Records for this exercise:
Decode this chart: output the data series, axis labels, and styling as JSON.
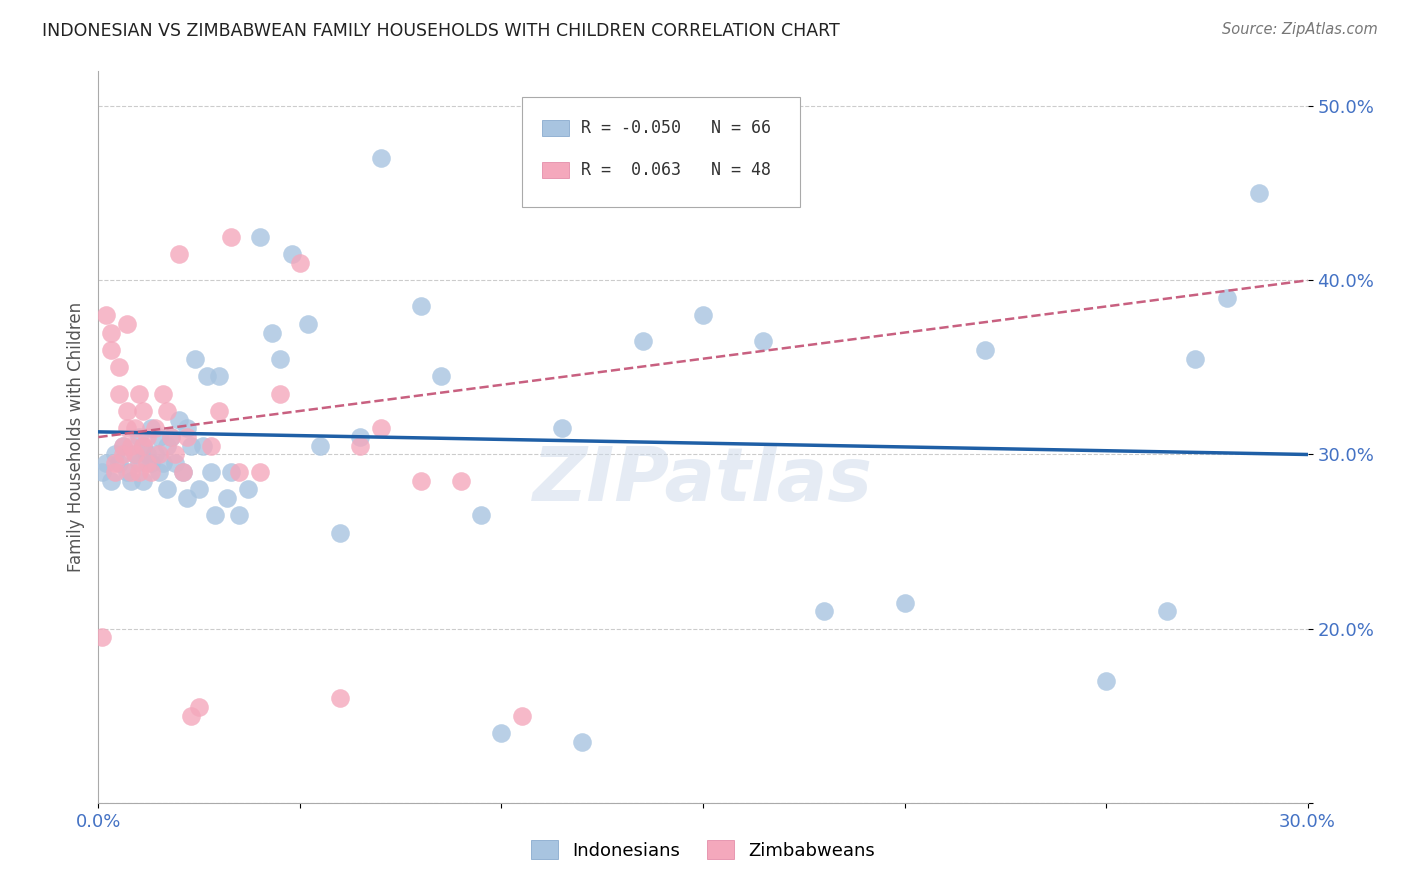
{
  "title": "INDONESIAN VS ZIMBABWEAN FAMILY HOUSEHOLDS WITH CHILDREN CORRELATION CHART",
  "source": "Source: ZipAtlas.com",
  "ylabel": "Family Households with Children",
  "xlim": [
    0.0,
    0.3
  ],
  "ylim": [
    0.1,
    0.52
  ],
  "indonesian_color": "#a8c4e0",
  "zimbabwean_color": "#f4a8bc",
  "indonesian_R": -0.05,
  "indonesian_N": 66,
  "zimbabwean_R": 0.063,
  "zimbabwean_N": 48,
  "trend_line_indo_color": "#1f5fa6",
  "trend_line_zimb_color": "#c86080",
  "legend_label_indo": "Indonesians",
  "legend_label_zimb": "Zimbabweans",
  "indonesian_x": [
    0.001,
    0.002,
    0.003,
    0.004,
    0.005,
    0.006,
    0.007,
    0.008,
    0.009,
    0.01,
    0.01,
    0.011,
    0.011,
    0.012,
    0.013,
    0.013,
    0.014,
    0.015,
    0.015,
    0.016,
    0.017,
    0.017,
    0.018,
    0.019,
    0.02,
    0.021,
    0.022,
    0.022,
    0.023,
    0.024,
    0.025,
    0.026,
    0.027,
    0.028,
    0.029,
    0.03,
    0.032,
    0.033,
    0.035,
    0.037,
    0.04,
    0.043,
    0.045,
    0.048,
    0.052,
    0.055,
    0.06,
    0.065,
    0.07,
    0.08,
    0.085,
    0.095,
    0.1,
    0.115,
    0.12,
    0.135,
    0.15,
    0.165,
    0.18,
    0.2,
    0.22,
    0.25,
    0.265,
    0.272,
    0.28,
    0.288
  ],
  "indonesian_y": [
    0.29,
    0.295,
    0.285,
    0.3,
    0.295,
    0.305,
    0.29,
    0.285,
    0.3,
    0.31,
    0.295,
    0.305,
    0.285,
    0.3,
    0.295,
    0.315,
    0.3,
    0.29,
    0.31,
    0.295,
    0.305,
    0.28,
    0.31,
    0.295,
    0.32,
    0.29,
    0.275,
    0.315,
    0.305,
    0.355,
    0.28,
    0.305,
    0.345,
    0.29,
    0.265,
    0.345,
    0.275,
    0.29,
    0.265,
    0.28,
    0.425,
    0.37,
    0.355,
    0.415,
    0.375,
    0.305,
    0.255,
    0.31,
    0.47,
    0.385,
    0.345,
    0.265,
    0.14,
    0.315,
    0.135,
    0.365,
    0.38,
    0.365,
    0.21,
    0.215,
    0.36,
    0.17,
    0.21,
    0.355,
    0.39,
    0.45
  ],
  "zimbabwean_x": [
    0.001,
    0.002,
    0.003,
    0.003,
    0.004,
    0.004,
    0.005,
    0.005,
    0.006,
    0.006,
    0.007,
    0.007,
    0.007,
    0.008,
    0.008,
    0.009,
    0.009,
    0.01,
    0.01,
    0.011,
    0.011,
    0.012,
    0.012,
    0.013,
    0.014,
    0.015,
    0.016,
    0.017,
    0.018,
    0.019,
    0.02,
    0.021,
    0.022,
    0.023,
    0.025,
    0.028,
    0.03,
    0.033,
    0.035,
    0.04,
    0.045,
    0.05,
    0.06,
    0.065,
    0.07,
    0.08,
    0.09,
    0.105
  ],
  "zimbabwean_y": [
    0.195,
    0.38,
    0.36,
    0.37,
    0.295,
    0.29,
    0.35,
    0.335,
    0.305,
    0.3,
    0.315,
    0.325,
    0.375,
    0.305,
    0.29,
    0.3,
    0.315,
    0.335,
    0.29,
    0.305,
    0.325,
    0.295,
    0.31,
    0.29,
    0.315,
    0.3,
    0.335,
    0.325,
    0.31,
    0.3,
    0.415,
    0.29,
    0.31,
    0.15,
    0.155,
    0.305,
    0.325,
    0.425,
    0.29,
    0.29,
    0.335,
    0.41,
    0.16,
    0.305,
    0.315,
    0.285,
    0.285,
    0.15
  ],
  "indo_trend_x0": 0.0,
  "indo_trend_y0": 0.313,
  "indo_trend_x1": 0.3,
  "indo_trend_y1": 0.3,
  "zimb_trend_x0": 0.0,
  "zimb_trend_y0": 0.31,
  "zimb_trend_x1": 0.3,
  "zimb_trend_y1": 0.4
}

What you have to do: Excluding the pictures, restate the records above word for word.

Exercise solution:
Decode this chart: output the data series, axis labels, and styling as JSON.
{
  "title": "INDONESIAN VS ZIMBABWEAN FAMILY HOUSEHOLDS WITH CHILDREN CORRELATION CHART",
  "source": "Source: ZipAtlas.com",
  "ylabel": "Family Households with Children",
  "xlim": [
    0.0,
    0.3
  ],
  "ylim": [
    0.1,
    0.52
  ],
  "indonesian_color": "#a8c4e0",
  "zimbabwean_color": "#f4a8bc",
  "indonesian_R": -0.05,
  "indonesian_N": 66,
  "zimbabwean_R": 0.063,
  "zimbabwean_N": 48,
  "trend_line_indo_color": "#1f5fa6",
  "trend_line_zimb_color": "#c86080",
  "legend_label_indo": "Indonesians",
  "legend_label_zimb": "Zimbabweans",
  "indonesian_x": [
    0.001,
    0.002,
    0.003,
    0.004,
    0.005,
    0.006,
    0.007,
    0.008,
    0.009,
    0.01,
    0.01,
    0.011,
    0.011,
    0.012,
    0.013,
    0.013,
    0.014,
    0.015,
    0.015,
    0.016,
    0.017,
    0.017,
    0.018,
    0.019,
    0.02,
    0.021,
    0.022,
    0.022,
    0.023,
    0.024,
    0.025,
    0.026,
    0.027,
    0.028,
    0.029,
    0.03,
    0.032,
    0.033,
    0.035,
    0.037,
    0.04,
    0.043,
    0.045,
    0.048,
    0.052,
    0.055,
    0.06,
    0.065,
    0.07,
    0.08,
    0.085,
    0.095,
    0.1,
    0.115,
    0.12,
    0.135,
    0.15,
    0.165,
    0.18,
    0.2,
    0.22,
    0.25,
    0.265,
    0.272,
    0.28,
    0.288
  ],
  "indonesian_y": [
    0.29,
    0.295,
    0.285,
    0.3,
    0.295,
    0.305,
    0.29,
    0.285,
    0.3,
    0.31,
    0.295,
    0.305,
    0.285,
    0.3,
    0.295,
    0.315,
    0.3,
    0.29,
    0.31,
    0.295,
    0.305,
    0.28,
    0.31,
    0.295,
    0.32,
    0.29,
    0.275,
    0.315,
    0.305,
    0.355,
    0.28,
    0.305,
    0.345,
    0.29,
    0.265,
    0.345,
    0.275,
    0.29,
    0.265,
    0.28,
    0.425,
    0.37,
    0.355,
    0.415,
    0.375,
    0.305,
    0.255,
    0.31,
    0.47,
    0.385,
    0.345,
    0.265,
    0.14,
    0.315,
    0.135,
    0.365,
    0.38,
    0.365,
    0.21,
    0.215,
    0.36,
    0.17,
    0.21,
    0.355,
    0.39,
    0.45
  ],
  "zimbabwean_x": [
    0.001,
    0.002,
    0.003,
    0.003,
    0.004,
    0.004,
    0.005,
    0.005,
    0.006,
    0.006,
    0.007,
    0.007,
    0.007,
    0.008,
    0.008,
    0.009,
    0.009,
    0.01,
    0.01,
    0.011,
    0.011,
    0.012,
    0.012,
    0.013,
    0.014,
    0.015,
    0.016,
    0.017,
    0.018,
    0.019,
    0.02,
    0.021,
    0.022,
    0.023,
    0.025,
    0.028,
    0.03,
    0.033,
    0.035,
    0.04,
    0.045,
    0.05,
    0.06,
    0.065,
    0.07,
    0.08,
    0.09,
    0.105
  ],
  "zimbabwean_y": [
    0.195,
    0.38,
    0.36,
    0.37,
    0.295,
    0.29,
    0.35,
    0.335,
    0.305,
    0.3,
    0.315,
    0.325,
    0.375,
    0.305,
    0.29,
    0.3,
    0.315,
    0.335,
    0.29,
    0.305,
    0.325,
    0.295,
    0.31,
    0.29,
    0.315,
    0.3,
    0.335,
    0.325,
    0.31,
    0.3,
    0.415,
    0.29,
    0.31,
    0.15,
    0.155,
    0.305,
    0.325,
    0.425,
    0.29,
    0.29,
    0.335,
    0.41,
    0.16,
    0.305,
    0.315,
    0.285,
    0.285,
    0.15
  ],
  "indo_trend_x0": 0.0,
  "indo_trend_y0": 0.313,
  "indo_trend_x1": 0.3,
  "indo_trend_y1": 0.3,
  "zimb_trend_x0": 0.0,
  "zimb_trend_y0": 0.31,
  "zimb_trend_x1": 0.3,
  "zimb_trend_y1": 0.4
}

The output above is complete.